Each line below that contains "Windows" counts once; report the total and nothing more.

>> Begin Data for this exercise

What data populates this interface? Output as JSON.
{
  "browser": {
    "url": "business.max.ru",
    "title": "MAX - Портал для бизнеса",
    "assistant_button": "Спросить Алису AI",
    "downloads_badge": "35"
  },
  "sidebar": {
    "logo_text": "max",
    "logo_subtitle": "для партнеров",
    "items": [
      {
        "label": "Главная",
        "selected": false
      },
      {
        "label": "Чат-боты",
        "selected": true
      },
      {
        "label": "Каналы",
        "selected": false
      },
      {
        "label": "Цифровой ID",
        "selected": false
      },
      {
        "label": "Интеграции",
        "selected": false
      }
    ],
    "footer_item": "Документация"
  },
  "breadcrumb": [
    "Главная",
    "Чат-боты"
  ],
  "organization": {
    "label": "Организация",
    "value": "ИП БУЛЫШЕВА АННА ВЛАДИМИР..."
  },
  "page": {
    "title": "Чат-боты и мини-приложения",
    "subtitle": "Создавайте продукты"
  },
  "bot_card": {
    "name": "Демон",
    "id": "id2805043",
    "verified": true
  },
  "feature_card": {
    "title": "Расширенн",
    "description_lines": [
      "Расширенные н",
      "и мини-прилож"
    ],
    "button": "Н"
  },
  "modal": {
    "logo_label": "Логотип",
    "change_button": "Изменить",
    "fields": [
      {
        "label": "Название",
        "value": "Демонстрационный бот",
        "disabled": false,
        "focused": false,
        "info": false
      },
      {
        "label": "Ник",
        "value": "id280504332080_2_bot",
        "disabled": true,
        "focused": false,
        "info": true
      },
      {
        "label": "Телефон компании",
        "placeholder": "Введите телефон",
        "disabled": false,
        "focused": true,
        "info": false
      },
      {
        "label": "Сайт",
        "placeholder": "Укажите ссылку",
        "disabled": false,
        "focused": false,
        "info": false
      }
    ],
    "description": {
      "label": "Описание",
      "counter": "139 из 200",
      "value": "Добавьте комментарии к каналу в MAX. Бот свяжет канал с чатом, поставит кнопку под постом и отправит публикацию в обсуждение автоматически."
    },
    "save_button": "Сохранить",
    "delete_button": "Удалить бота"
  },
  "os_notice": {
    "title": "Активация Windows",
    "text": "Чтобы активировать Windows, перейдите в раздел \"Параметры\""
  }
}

>> End Data for this exercise

> [Exercise solution] 2